Task instructions.
Below are entries. Pull out all lines containing "title".

Records shown.
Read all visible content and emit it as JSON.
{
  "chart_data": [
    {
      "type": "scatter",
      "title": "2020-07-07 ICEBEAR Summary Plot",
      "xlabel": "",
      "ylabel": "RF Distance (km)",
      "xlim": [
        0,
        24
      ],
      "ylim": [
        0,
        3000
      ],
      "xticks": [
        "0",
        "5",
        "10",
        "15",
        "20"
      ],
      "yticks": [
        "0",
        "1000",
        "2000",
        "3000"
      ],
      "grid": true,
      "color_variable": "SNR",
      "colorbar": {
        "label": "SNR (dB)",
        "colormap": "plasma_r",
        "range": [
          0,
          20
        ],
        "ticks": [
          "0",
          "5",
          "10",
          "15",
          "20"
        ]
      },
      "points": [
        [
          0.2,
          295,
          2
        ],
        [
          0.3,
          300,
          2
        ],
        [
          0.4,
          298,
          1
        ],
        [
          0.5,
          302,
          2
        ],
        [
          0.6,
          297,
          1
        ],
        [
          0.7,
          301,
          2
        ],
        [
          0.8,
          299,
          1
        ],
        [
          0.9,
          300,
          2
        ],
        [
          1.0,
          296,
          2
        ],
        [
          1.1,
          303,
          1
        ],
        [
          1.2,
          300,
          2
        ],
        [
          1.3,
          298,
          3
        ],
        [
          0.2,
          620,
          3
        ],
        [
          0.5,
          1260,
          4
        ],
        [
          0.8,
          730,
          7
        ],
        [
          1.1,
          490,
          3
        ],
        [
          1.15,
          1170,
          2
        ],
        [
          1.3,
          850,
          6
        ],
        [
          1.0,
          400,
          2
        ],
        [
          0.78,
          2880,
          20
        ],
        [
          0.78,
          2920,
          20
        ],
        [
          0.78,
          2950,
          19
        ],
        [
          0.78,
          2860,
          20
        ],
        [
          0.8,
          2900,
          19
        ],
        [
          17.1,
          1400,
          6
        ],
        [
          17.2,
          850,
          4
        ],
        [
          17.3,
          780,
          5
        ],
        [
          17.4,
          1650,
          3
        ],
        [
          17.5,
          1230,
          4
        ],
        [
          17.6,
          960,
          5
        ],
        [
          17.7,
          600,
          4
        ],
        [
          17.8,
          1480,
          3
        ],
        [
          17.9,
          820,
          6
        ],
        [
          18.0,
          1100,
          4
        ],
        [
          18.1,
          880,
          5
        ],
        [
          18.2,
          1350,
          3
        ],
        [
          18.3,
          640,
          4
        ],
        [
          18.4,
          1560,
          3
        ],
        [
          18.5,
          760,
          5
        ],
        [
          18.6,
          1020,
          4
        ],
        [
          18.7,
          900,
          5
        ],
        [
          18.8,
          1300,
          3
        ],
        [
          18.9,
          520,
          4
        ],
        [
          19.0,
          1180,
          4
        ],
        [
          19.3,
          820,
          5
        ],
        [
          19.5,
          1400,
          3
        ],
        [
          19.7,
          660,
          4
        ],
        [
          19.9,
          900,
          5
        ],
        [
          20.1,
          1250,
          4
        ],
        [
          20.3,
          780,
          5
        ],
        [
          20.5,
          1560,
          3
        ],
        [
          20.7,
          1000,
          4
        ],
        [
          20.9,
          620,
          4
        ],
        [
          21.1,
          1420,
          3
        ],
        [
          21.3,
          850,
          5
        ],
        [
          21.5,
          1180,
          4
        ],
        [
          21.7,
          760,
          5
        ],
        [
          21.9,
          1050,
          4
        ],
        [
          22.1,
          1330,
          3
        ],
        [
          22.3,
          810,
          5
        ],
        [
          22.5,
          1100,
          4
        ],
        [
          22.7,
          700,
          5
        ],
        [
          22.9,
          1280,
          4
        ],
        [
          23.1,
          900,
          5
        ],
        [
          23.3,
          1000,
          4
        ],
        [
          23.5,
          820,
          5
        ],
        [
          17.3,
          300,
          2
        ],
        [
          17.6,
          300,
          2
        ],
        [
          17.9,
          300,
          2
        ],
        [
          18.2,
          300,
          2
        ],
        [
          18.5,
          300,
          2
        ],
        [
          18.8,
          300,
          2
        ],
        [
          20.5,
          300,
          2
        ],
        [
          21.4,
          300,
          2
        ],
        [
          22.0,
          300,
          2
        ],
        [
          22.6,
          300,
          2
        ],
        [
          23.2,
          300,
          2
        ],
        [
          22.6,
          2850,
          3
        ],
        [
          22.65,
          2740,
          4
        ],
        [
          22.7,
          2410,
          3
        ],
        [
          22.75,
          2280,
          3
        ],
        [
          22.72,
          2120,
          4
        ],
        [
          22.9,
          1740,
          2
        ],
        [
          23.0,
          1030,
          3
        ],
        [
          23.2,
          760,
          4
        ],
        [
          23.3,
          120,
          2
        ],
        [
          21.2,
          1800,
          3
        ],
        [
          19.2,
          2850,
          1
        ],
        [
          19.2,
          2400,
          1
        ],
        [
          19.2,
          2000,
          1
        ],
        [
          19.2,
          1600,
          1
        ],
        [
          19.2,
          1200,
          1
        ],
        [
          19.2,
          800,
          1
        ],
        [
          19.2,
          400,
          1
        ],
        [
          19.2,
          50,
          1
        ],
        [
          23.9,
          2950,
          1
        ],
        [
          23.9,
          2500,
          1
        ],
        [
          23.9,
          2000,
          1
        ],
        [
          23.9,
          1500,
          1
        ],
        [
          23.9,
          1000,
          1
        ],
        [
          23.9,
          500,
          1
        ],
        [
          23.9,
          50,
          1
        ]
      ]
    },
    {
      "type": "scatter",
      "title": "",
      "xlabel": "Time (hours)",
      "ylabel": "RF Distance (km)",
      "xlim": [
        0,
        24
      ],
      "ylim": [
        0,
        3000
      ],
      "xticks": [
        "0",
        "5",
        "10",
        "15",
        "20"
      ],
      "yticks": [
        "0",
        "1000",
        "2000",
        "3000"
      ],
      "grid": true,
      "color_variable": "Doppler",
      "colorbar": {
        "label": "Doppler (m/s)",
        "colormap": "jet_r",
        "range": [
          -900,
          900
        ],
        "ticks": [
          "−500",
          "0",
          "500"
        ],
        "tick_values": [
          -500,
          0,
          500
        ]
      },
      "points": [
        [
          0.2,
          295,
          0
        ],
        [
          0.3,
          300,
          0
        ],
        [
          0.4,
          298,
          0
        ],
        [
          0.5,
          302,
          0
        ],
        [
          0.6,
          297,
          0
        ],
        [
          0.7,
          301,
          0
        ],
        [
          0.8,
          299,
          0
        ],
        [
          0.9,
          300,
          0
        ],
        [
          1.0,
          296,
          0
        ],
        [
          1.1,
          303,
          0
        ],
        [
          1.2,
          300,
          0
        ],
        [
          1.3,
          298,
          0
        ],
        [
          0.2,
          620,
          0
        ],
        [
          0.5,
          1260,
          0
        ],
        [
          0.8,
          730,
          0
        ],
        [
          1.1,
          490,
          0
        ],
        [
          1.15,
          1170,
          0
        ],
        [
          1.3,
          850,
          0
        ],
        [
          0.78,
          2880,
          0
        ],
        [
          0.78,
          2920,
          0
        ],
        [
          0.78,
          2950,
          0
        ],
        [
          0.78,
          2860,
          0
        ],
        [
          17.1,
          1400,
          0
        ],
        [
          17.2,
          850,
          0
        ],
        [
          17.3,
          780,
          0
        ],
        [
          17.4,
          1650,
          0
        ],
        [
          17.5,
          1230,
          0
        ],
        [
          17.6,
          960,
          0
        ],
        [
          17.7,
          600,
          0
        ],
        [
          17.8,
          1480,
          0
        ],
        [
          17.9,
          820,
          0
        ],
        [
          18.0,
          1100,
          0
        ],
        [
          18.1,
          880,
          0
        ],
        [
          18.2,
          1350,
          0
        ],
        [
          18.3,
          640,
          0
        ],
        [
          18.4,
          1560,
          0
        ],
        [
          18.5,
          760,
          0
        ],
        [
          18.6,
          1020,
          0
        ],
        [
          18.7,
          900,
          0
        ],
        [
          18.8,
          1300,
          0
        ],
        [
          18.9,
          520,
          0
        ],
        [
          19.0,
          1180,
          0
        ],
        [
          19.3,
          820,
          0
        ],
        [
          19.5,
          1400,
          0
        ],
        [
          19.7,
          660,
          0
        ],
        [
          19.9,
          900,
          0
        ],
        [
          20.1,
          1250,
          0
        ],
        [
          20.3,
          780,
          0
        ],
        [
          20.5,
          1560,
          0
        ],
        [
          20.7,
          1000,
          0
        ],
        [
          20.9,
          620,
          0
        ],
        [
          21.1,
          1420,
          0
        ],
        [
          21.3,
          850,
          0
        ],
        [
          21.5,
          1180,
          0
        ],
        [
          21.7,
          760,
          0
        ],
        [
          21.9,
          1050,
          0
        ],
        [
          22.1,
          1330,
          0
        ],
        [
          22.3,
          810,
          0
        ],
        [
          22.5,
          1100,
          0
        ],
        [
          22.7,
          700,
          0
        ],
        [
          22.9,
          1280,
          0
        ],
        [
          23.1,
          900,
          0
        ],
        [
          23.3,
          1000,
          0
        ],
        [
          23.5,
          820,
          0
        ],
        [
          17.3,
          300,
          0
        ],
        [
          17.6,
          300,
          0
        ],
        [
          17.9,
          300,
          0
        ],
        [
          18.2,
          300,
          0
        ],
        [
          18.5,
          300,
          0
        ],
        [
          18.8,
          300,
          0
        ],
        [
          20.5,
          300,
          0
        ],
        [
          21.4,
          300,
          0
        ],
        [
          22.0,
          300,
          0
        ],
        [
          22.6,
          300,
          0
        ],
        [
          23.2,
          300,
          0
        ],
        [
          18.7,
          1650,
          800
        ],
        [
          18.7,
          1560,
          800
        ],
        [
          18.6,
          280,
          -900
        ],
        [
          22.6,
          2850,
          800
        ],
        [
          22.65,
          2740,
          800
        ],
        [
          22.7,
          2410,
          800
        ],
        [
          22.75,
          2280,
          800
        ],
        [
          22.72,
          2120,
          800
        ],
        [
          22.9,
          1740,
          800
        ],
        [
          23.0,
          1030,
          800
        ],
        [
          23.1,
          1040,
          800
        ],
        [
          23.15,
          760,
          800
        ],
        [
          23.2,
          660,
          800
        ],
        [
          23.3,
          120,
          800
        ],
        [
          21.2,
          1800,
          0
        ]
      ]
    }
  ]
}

Right answer.
      "title": "2020-07-07 ICEBEAR Summary Plot",
      "title": "",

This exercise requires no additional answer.